Data for the task
────────────────

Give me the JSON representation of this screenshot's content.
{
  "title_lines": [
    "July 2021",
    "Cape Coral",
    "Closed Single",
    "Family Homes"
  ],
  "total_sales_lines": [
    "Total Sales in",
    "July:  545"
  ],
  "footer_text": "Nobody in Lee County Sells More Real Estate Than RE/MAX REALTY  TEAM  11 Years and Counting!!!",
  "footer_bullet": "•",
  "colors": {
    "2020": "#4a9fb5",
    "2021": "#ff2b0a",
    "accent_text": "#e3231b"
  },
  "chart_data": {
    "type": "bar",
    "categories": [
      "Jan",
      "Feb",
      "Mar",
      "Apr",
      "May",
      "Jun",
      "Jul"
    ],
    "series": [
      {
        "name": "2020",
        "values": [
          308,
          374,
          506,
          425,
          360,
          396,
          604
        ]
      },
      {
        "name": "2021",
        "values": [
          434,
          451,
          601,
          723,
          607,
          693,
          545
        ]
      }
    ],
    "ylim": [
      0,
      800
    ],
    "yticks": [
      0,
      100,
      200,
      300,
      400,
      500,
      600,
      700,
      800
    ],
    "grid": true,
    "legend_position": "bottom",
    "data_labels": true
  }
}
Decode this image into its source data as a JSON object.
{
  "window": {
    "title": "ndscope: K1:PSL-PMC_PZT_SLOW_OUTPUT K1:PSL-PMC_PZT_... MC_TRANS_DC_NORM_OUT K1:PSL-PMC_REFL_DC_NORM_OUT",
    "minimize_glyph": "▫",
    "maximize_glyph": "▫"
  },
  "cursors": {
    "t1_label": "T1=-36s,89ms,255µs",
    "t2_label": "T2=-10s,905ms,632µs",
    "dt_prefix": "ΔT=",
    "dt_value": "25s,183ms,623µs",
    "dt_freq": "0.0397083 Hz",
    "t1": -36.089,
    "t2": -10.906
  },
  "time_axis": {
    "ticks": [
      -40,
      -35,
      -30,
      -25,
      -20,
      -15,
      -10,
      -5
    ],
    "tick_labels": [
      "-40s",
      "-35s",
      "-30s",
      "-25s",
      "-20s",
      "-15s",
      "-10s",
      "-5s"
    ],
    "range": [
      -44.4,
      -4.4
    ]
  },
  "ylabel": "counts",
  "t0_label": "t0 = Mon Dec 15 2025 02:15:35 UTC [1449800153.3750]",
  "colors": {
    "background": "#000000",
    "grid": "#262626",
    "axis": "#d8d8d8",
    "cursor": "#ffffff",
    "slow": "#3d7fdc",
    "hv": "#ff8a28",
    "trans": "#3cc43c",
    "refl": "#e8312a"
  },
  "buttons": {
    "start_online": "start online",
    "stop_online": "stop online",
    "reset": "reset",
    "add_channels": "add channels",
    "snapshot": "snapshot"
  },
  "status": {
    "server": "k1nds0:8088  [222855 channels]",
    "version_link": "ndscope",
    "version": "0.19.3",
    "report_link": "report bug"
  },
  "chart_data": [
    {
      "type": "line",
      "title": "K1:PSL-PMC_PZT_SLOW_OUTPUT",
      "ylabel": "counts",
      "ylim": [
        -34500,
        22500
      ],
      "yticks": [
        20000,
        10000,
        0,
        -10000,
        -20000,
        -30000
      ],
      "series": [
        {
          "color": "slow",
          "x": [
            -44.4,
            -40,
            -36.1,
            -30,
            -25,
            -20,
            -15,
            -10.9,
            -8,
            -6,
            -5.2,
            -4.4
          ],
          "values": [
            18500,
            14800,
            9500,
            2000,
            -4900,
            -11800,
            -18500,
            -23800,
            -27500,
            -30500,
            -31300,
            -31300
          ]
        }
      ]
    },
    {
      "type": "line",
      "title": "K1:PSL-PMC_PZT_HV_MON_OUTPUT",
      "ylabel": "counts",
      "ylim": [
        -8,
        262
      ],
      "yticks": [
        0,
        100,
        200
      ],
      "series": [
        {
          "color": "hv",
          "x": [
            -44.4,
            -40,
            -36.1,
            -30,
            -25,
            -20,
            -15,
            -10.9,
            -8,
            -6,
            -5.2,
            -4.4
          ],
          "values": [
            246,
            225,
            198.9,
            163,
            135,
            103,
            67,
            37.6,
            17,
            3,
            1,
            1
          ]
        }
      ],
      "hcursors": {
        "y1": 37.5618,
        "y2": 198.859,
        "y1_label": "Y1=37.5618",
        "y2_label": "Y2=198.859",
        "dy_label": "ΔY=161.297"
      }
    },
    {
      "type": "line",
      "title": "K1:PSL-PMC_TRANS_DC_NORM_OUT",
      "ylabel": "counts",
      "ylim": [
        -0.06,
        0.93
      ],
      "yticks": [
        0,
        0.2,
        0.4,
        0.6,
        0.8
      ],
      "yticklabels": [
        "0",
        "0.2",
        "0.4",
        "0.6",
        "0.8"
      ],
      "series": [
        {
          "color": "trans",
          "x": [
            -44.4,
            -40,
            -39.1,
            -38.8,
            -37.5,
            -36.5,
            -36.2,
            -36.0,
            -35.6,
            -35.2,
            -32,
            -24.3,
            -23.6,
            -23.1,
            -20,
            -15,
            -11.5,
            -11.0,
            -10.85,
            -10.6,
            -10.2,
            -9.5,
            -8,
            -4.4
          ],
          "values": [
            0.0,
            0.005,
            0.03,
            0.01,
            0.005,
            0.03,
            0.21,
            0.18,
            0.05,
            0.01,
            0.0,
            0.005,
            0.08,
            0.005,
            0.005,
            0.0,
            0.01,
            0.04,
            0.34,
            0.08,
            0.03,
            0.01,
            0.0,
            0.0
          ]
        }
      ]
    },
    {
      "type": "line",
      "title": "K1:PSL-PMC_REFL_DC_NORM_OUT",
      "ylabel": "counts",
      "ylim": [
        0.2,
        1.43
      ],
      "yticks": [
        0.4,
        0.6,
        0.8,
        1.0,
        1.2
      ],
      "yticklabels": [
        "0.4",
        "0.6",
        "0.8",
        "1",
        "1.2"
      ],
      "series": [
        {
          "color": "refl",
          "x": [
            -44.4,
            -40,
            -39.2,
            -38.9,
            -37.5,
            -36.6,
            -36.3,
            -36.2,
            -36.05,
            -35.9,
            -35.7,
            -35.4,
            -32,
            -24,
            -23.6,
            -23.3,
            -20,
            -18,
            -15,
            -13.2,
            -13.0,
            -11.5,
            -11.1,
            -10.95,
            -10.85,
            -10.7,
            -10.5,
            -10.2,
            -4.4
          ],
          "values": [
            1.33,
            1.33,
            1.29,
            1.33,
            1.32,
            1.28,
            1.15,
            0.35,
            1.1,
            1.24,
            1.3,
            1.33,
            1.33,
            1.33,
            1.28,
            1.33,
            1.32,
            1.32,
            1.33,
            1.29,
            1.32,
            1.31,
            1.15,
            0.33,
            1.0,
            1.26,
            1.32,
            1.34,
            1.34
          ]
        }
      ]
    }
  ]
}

────────────────

Stated exercise
Determine the number of lines in the listing that contain the string "ndscope". Write that number and nothing else.

Solution to this exercise
2